> What needs to be done: Quote the listing below in its entirety.

> Data to process:
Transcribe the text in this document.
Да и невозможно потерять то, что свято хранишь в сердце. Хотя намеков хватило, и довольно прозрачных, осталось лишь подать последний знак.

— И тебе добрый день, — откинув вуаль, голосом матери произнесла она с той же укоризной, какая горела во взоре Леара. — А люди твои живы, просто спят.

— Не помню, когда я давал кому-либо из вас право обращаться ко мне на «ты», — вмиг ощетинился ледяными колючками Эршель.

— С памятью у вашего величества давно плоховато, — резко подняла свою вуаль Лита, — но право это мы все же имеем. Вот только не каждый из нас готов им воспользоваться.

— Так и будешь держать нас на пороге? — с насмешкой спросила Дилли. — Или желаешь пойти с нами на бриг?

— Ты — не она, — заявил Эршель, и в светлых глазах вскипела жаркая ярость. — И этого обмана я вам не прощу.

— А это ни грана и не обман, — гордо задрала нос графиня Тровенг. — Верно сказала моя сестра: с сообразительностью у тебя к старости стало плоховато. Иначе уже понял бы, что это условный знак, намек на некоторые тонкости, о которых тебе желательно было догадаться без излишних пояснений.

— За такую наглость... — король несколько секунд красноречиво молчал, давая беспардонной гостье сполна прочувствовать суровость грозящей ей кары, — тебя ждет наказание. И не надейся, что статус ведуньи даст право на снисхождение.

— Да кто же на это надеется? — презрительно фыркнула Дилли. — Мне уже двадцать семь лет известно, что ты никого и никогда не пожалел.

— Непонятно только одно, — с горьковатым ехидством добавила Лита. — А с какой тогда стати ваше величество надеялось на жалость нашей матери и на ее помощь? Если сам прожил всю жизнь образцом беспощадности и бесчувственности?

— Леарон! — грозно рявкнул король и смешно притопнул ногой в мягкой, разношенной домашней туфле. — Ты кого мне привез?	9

> Solution to the problem:
Transcribe the text in this document.
Да и невозможно потерять то, что свято хранишь в сердце. Хотя намеков хватило, и довольно прозрачных, осталось лишь подать последний знак.

— И тебе добрый день, — откинув вуаль, голосом матери произнесла она с той же укоризной, какая горела во взоре Леара. — А люди твои живы, просто спят.

— Не помню, когда я давал кому-либо из вас право обращаться ко мне на «ты», — вмиг ощетинился ледяными колючками Эршель.

— С памятью у вашего величества давно плоховато, — резко подняла свою вуаль Лита, — но право это мы все же имеем. Вот только не каждый из нас готов им воспользоваться.

— Так и будешь держать нас на пороге? — с насмешкой спросила Дилли. — Или желаешь пойти с нами на бриг?

— Ты — не она, — заявил Эршель, и в светлых глазах вскипела жаркая ярость. — И этого обмана я вам не прощу.

— А это ни грана и не обман, — гордо задрала нос графиня Тровенг. — Верно сказала моя сестра: с сообразительностью у тебя к старости стало плоховато. Иначе уже понял бы, что это условный знак, намек на некоторые тонкости, о которых тебе желательно было догадаться без излишних пояснений.

— За такую наглость... — король несколько секунд красноречиво молчал, давая беспардонной гостье сполна прочувствовать суровость грозящей ей кары, — тебя ждет наказание. И не надейся, что статус ведуньи даст право на снисхождение.

— Да кто же на это надеется? — презрительно фыркнула Дилли. — Мне уже двадцать семь лет известно, что ты никого и никогда не пожалел.

— Непонятно только одно, — с горьковатым ехидством добавила Лита. — А с какой тогда стати ваше величество надеялось на жалость нашей матери и на ее помощь? Если сам прожил всю жизнь образцом беспощадности и бесчувственности?

— Леарон! — грозно рявкнул король и смешно притопнул ногой в мягкой, разношенной домашней туфле. — Ты кого мне привез?	9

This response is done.